#### [Task objective]
Reproduce each record below exactly as written.

#### [The data]
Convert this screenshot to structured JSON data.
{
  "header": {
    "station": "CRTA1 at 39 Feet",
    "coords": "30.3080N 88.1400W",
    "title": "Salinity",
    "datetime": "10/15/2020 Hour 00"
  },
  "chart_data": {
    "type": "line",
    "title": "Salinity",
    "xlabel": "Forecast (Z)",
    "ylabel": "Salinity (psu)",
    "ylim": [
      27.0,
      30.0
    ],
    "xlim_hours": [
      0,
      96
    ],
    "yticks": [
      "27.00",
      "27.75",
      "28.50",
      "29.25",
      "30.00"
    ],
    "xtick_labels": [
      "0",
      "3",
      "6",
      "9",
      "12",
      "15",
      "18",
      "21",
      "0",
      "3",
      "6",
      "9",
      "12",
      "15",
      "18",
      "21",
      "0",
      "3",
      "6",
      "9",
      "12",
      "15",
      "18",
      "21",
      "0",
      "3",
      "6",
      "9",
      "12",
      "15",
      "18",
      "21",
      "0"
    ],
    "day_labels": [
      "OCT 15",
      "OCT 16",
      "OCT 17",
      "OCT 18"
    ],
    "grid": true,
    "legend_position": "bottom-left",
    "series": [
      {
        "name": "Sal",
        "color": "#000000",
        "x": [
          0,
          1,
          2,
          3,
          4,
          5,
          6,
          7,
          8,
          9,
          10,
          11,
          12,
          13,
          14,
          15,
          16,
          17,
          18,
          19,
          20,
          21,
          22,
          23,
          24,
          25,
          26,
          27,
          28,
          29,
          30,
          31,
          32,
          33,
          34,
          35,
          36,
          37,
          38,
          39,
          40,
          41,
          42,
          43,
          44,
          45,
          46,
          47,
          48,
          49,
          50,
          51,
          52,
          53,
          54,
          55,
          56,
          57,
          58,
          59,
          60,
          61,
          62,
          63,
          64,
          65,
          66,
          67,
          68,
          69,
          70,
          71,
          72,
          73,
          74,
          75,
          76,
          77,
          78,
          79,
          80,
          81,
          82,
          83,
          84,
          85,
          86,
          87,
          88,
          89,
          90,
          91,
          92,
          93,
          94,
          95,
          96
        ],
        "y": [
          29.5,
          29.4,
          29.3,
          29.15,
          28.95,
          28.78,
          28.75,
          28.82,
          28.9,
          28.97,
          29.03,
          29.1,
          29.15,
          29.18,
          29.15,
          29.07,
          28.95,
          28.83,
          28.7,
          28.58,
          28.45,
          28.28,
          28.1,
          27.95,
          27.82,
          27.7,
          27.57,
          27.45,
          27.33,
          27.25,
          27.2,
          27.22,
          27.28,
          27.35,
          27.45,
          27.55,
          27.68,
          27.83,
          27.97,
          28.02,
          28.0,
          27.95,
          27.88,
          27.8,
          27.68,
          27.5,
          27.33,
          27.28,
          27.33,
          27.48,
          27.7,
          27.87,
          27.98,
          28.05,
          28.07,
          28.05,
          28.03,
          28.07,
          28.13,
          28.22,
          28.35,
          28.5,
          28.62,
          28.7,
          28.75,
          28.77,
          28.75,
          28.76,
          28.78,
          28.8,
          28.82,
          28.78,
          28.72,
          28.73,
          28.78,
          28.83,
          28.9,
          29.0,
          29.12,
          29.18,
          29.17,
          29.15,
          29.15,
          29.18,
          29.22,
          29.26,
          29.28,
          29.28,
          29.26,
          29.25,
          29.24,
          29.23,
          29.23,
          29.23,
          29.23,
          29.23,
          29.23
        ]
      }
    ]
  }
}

#### [Solution to this problem]
Convert this screenshot to structured JSON data.
{
  "header": {
    "station": "CRTA1 at 39 Feet",
    "coords": "30.3080N 88.1400W",
    "title": "Salinity",
    "datetime": "10/15/2020 Hour 00"
  },
  "chart_data": {
    "type": "line",
    "title": "Salinity",
    "xlabel": "Forecast (Z)",
    "ylabel": "Salinity (psu)",
    "ylim": [
      27.0,
      30.0
    ],
    "xlim_hours": [
      0,
      96
    ],
    "yticks": [
      "27.00",
      "27.75",
      "28.50",
      "29.25",
      "30.00"
    ],
    "xtick_labels": [
      "0",
      "3",
      "6",
      "9",
      "12",
      "15",
      "18",
      "21",
      "0",
      "3",
      "6",
      "9",
      "12",
      "15",
      "18",
      "21",
      "0",
      "3",
      "6",
      "9",
      "12",
      "15",
      "18",
      "21",
      "0",
      "3",
      "6",
      "9",
      "12",
      "15",
      "18",
      "21",
      "0"
    ],
    "day_labels": [
      "OCT 15",
      "OCT 16",
      "OCT 17",
      "OCT 18"
    ],
    "grid": true,
    "legend_position": "bottom-left",
    "series": [
      {
        "name": "Sal",
        "color": "#000000",
        "x": [
          0,
          1,
          2,
          3,
          4,
          5,
          6,
          7,
          8,
          9,
          10,
          11,
          12,
          13,
          14,
          15,
          16,
          17,
          18,
          19,
          20,
          21,
          22,
          23,
          24,
          25,
          26,
          27,
          28,
          29,
          30,
          31,
          32,
          33,
          34,
          35,
          36,
          37,
          38,
          39,
          40,
          41,
          42,
          43,
          44,
          45,
          46,
          47,
          48,
          49,
          50,
          51,
          52,
          53,
          54,
          55,
          56,
          57,
          58,
          59,
          60,
          61,
          62,
          63,
          64,
          65,
          66,
          67,
          68,
          69,
          70,
          71,
          72,
          73,
          74,
          75,
          76,
          77,
          78,
          79,
          80,
          81,
          82,
          83,
          84,
          85,
          86,
          87,
          88,
          89,
          90,
          91,
          92,
          93,
          94,
          95,
          96
        ],
        "y": [
          29.5,
          29.4,
          29.3,
          29.15,
          28.95,
          28.78,
          28.75,
          28.82,
          28.9,
          28.97,
          29.03,
          29.1,
          29.15,
          29.18,
          29.15,
          29.07,
          28.95,
          28.83,
          28.7,
          28.58,
          28.45,
          28.28,
          28.1,
          27.95,
          27.82,
          27.7,
          27.57,
          27.45,
          27.33,
          27.25,
          27.2,
          27.22,
          27.28,
          27.35,
          27.45,
          27.55,
          27.68,
          27.83,
          27.97,
          28.02,
          28.0,
          27.95,
          27.88,
          27.8,
          27.68,
          27.5,
          27.33,
          27.28,
          27.33,
          27.48,
          27.7,
          27.87,
          27.98,
          28.05,
          28.07,
          28.05,
          28.03,
          28.07,
          28.13,
          28.22,
          28.35,
          28.5,
          28.62,
          28.7,
          28.75,
          28.77,
          28.75,
          28.76,
          28.78,
          28.8,
          28.82,
          28.78,
          28.72,
          28.73,
          28.78,
          28.83,
          28.9,
          29.0,
          29.12,
          29.18,
          29.17,
          29.15,
          29.15,
          29.18,
          29.22,
          29.26,
          29.28,
          29.28,
          29.26,
          29.25,
          29.24,
          29.23,
          29.23,
          29.23,
          29.23,
          29.23,
          29.23
        ]
      }
    ]
  }
}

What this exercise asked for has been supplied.